### EXERCISE PROMPT
Keep only the lines that hold the string "Officer", filtering out the rest of the entries below.

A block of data

----

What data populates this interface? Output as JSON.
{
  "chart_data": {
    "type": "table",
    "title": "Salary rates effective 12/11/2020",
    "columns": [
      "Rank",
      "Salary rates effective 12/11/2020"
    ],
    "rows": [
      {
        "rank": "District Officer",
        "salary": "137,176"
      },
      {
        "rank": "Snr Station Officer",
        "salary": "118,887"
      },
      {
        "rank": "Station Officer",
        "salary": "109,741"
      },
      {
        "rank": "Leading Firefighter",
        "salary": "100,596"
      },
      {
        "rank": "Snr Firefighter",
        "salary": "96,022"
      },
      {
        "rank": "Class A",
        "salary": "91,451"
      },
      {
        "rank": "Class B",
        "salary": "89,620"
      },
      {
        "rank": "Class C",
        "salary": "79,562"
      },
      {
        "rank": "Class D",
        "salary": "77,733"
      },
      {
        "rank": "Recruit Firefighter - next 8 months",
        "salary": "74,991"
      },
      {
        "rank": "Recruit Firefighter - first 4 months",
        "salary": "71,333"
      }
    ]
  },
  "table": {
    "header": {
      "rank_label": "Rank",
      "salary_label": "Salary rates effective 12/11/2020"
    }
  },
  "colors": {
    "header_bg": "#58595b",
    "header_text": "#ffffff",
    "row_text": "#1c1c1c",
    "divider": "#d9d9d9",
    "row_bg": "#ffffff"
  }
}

----

### ANSWER IN FULL
        "rank": "District Officer",
        "rank": "Snr Station Officer",
        "rank": "Station Officer",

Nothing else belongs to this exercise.